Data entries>

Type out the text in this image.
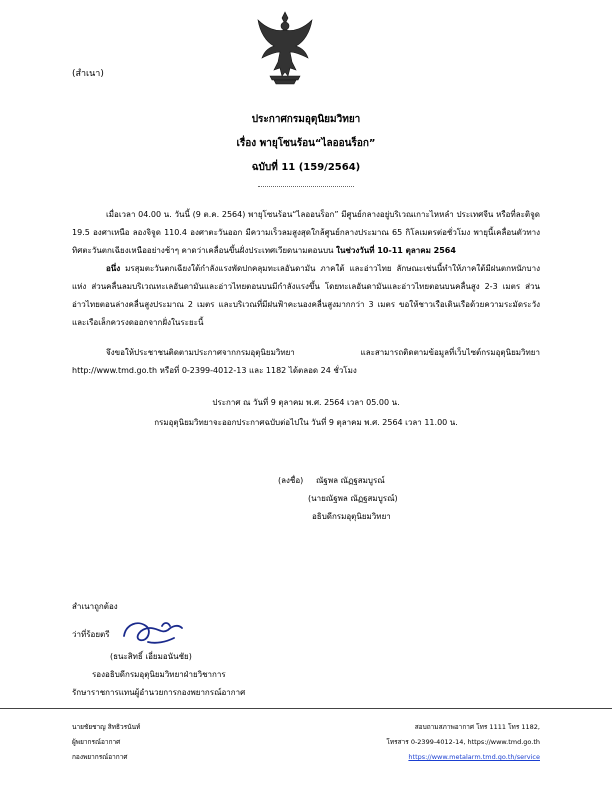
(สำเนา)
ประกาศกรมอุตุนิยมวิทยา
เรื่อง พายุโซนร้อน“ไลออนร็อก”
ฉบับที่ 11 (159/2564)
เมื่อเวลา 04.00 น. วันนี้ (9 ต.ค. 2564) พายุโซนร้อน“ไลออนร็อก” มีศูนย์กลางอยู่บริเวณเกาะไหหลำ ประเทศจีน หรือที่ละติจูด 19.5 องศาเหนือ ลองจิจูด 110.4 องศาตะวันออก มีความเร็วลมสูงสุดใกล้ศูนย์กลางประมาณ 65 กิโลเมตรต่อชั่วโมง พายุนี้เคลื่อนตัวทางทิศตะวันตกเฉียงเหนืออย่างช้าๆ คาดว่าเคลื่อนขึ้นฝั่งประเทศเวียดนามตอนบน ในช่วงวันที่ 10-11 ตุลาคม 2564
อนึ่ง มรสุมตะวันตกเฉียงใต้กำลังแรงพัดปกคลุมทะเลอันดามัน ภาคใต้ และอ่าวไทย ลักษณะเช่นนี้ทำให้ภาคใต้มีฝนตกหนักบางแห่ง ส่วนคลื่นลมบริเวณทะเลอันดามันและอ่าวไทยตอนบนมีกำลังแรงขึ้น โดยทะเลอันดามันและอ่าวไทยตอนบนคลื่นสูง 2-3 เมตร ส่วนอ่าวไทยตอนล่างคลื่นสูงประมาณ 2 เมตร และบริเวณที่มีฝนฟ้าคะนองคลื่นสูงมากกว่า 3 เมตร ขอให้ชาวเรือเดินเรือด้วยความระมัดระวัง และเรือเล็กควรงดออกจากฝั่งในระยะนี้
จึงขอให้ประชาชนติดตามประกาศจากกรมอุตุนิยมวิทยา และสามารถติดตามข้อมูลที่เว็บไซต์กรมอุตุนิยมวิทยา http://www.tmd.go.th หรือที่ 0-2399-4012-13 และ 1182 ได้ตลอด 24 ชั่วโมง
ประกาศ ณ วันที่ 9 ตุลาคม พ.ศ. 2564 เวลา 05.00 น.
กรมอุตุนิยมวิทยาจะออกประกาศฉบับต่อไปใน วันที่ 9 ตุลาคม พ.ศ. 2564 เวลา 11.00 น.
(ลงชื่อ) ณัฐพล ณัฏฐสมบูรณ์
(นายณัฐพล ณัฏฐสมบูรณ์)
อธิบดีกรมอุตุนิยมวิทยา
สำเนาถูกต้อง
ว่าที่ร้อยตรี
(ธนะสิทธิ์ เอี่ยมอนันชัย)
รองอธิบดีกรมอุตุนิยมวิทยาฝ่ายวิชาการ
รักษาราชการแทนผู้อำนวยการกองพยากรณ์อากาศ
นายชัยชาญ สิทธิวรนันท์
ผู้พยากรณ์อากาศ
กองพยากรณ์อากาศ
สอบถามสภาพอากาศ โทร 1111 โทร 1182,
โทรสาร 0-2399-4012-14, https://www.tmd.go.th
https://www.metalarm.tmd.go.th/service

Problem details>
Which lines hold the word "ฏฐสมบ"? Copy each of them from the records.

Worked solution>
(ลงชื่อ) ณัฐพล ณัฏฐสมบูรณ์
(นายณัฐพล ณัฏฐสมบูรณ์)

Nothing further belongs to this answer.